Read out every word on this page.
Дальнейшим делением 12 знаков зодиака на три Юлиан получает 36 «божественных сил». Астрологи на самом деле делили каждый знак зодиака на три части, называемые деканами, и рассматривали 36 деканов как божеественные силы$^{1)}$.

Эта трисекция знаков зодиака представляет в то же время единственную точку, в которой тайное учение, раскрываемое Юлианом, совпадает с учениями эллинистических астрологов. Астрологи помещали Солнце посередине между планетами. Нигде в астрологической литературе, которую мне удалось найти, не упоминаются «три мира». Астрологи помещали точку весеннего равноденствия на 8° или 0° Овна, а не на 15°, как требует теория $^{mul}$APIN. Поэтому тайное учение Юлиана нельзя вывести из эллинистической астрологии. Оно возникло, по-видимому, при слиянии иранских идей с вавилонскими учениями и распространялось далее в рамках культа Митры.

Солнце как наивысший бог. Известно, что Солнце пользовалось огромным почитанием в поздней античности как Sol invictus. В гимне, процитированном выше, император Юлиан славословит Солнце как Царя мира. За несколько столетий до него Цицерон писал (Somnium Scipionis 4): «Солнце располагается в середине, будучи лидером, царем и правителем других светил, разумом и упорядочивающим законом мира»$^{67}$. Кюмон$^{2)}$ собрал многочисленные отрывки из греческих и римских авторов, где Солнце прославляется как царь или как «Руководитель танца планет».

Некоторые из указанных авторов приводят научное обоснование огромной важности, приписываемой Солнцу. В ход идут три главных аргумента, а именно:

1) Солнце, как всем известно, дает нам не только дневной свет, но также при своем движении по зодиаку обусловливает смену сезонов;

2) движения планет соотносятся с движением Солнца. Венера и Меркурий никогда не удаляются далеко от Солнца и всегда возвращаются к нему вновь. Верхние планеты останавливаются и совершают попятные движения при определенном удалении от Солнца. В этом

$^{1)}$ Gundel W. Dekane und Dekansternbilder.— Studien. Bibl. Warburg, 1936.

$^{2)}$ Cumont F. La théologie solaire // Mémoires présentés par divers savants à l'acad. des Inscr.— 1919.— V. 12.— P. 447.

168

——

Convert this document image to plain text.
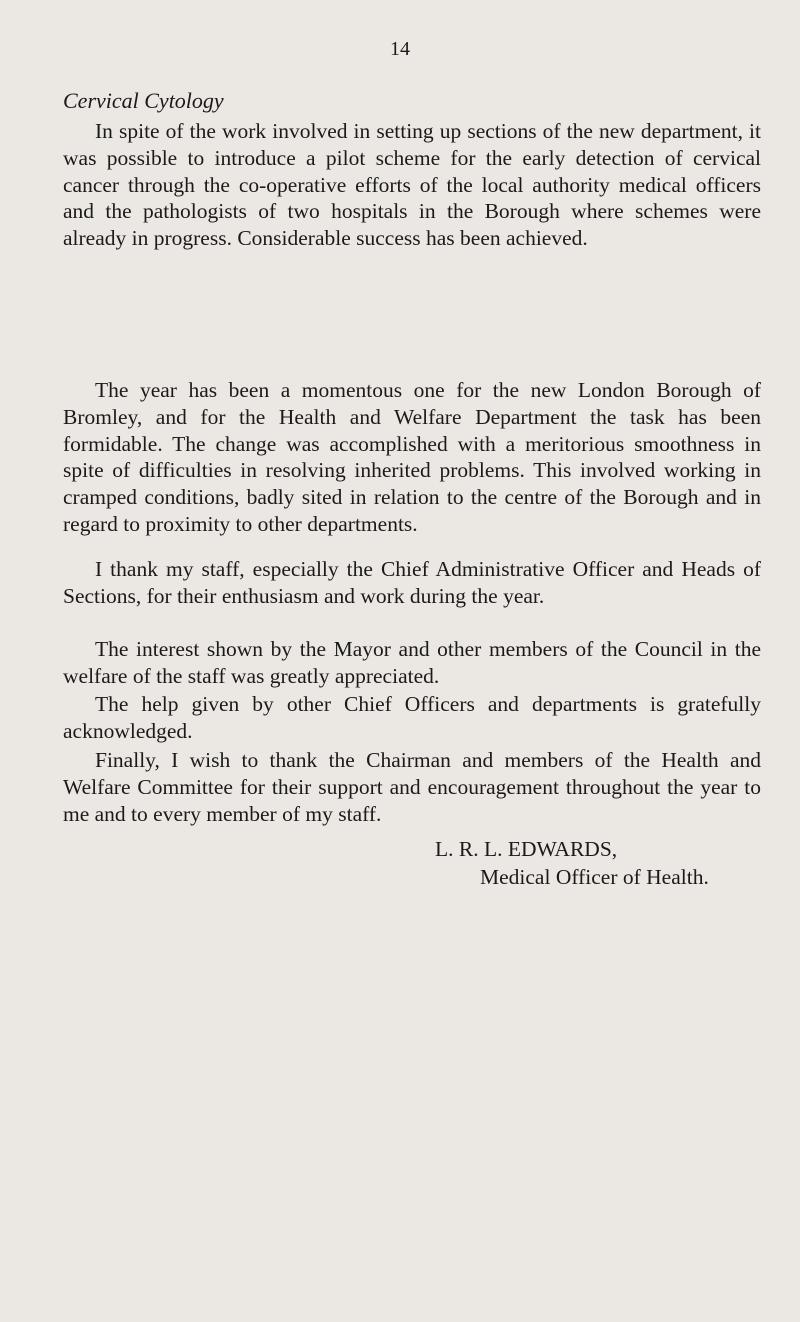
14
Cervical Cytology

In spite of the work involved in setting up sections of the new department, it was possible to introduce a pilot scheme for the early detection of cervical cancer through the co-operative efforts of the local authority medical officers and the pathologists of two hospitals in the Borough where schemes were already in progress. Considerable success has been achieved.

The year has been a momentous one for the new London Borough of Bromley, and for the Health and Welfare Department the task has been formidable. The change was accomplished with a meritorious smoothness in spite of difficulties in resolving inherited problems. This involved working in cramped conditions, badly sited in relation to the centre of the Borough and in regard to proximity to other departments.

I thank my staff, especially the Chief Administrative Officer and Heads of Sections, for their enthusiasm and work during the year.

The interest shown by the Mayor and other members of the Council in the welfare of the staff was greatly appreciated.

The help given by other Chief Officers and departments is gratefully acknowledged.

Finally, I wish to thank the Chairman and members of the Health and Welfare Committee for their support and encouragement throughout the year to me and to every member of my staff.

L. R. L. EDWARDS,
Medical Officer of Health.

——

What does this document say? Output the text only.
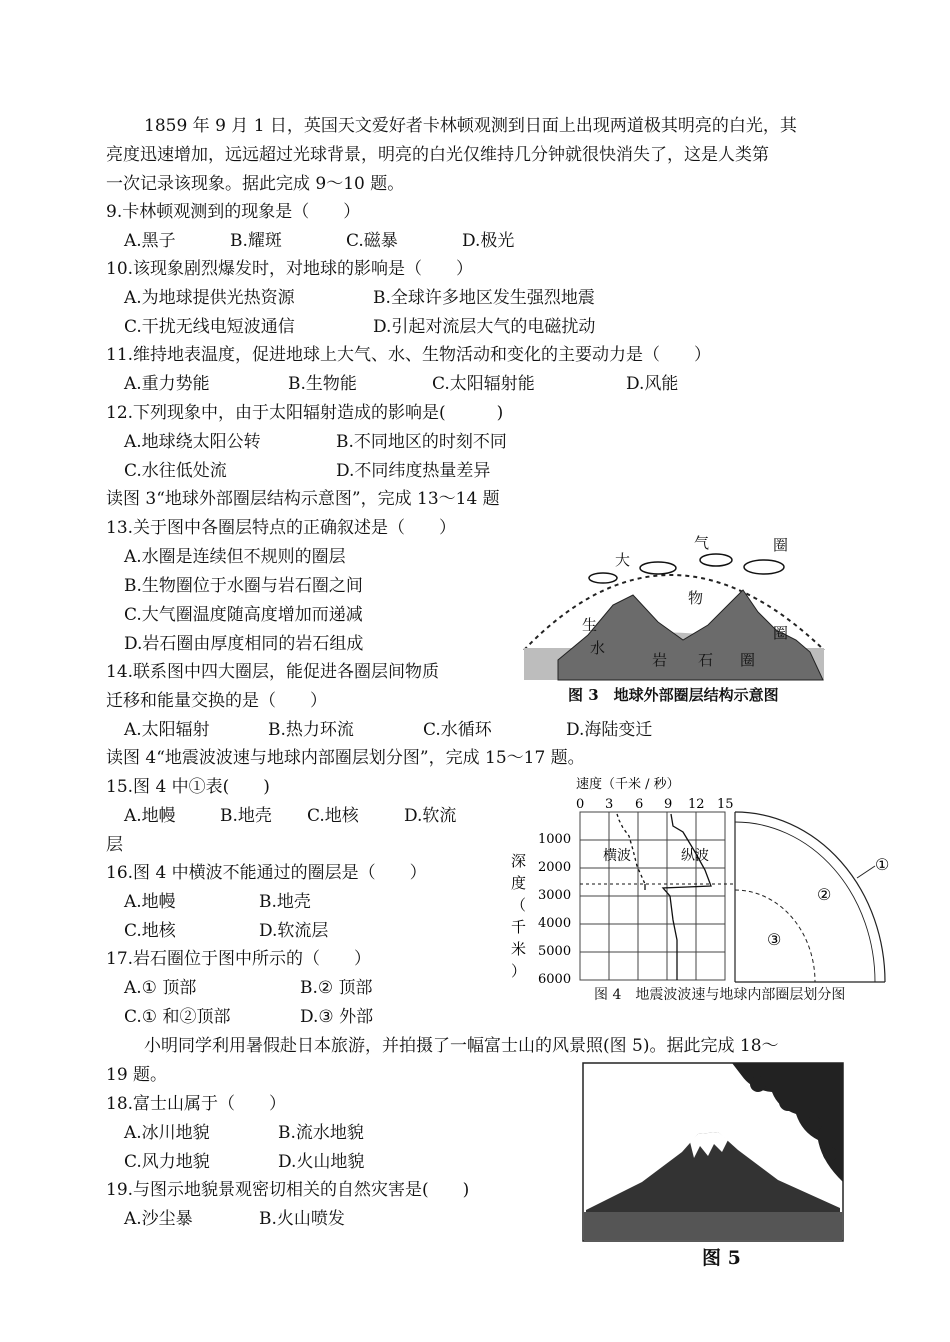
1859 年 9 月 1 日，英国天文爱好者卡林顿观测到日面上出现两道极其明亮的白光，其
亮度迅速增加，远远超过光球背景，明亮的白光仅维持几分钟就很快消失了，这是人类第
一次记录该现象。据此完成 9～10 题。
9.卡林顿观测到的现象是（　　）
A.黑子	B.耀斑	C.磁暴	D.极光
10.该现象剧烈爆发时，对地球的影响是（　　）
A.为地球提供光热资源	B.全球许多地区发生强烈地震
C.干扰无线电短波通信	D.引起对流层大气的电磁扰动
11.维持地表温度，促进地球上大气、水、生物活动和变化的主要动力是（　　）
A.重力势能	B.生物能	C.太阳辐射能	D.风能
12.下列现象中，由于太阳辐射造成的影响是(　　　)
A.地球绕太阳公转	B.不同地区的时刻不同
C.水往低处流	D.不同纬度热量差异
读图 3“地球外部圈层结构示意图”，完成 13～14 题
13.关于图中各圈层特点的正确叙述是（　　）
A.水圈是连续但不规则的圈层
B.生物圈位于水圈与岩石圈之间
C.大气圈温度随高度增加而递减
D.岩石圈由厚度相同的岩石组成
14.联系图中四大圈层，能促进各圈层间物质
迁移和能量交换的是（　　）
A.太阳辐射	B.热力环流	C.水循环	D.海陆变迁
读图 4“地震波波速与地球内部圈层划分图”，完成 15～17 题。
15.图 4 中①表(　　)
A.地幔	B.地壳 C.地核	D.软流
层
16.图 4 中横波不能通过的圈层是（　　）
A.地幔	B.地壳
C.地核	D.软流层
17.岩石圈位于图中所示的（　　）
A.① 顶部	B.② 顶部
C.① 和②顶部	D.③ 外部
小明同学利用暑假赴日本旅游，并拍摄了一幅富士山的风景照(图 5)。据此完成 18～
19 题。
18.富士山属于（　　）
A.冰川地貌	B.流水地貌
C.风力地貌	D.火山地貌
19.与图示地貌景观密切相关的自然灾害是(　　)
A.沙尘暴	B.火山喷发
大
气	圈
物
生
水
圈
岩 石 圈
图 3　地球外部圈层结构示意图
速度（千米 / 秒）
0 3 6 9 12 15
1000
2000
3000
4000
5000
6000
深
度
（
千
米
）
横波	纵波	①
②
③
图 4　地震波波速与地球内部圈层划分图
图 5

——

EXERCISE DETAILS
Say how many lines contain the string "every", giving nothing but the count.

TASK OUTPUT
2